• _Exercise_
Review the material line by line. Identify and copy every line that contains the string "JSON".

• _Listed records_

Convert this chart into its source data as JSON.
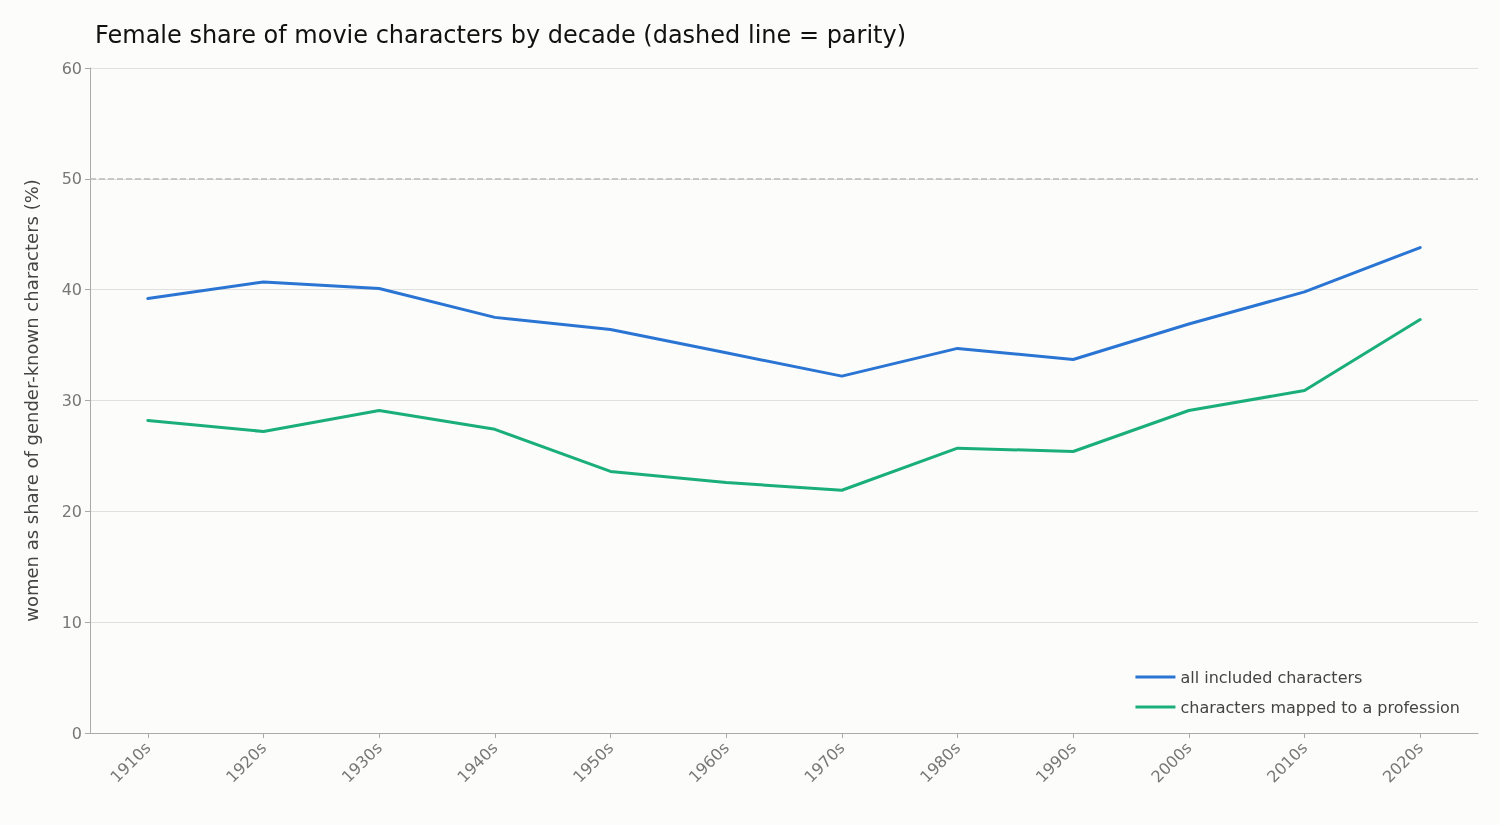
{
  "chart_data": {
    "type": "line",
    "title": "Female share of movie characters by decade (dashed line = parity)",
    "ylabel": "women as share of gender-known characters (%)",
    "categories": [
      "1910s",
      "1920s",
      "1930s",
      "1940s",
      "1950s",
      "1960s",
      "1970s",
      "1980s",
      "1990s",
      "2000s",
      "2010s",
      "2020s"
    ],
    "series": [
      {
        "name": "all included characters",
        "color": "#2a75d3",
        "values": [
          39.2,
          40.7,
          40.1,
          37.5,
          36.4,
          34.3,
          32.2,
          34.7,
          33.7,
          36.9,
          39.8,
          43.8
        ]
      },
      {
        "name": "characters mapped to a profession",
        "color": "#1aaf7a",
        "values": [
          28.2,
          27.2,
          29.1,
          27.4,
          23.6,
          22.6,
          21.9,
          25.7,
          25.4,
          29.1,
          30.9,
          37.3
        ]
      }
    ],
    "ylim": [
      0,
      60
    ],
    "yticks": [
      0,
      10,
      20,
      30,
      40,
      50,
      60
    ],
    "grid": "y",
    "legend": "bottom right",
    "marker": "none",
    "line_style": "solid",
    "ref_lines": [
      {
        "axis": "y",
        "value": 50,
        "color": "#bbbbb5",
        "line_style": "dashed"
      }
    ]
  }
}
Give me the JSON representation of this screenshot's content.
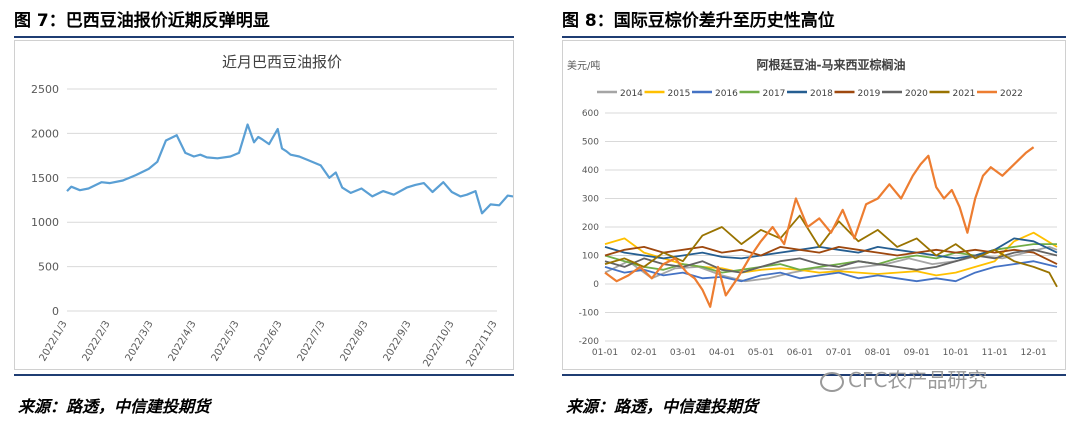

• _Written answer_
Convert this chart into its source data as JSON.
Give me the JSON representation of this screenshot's content.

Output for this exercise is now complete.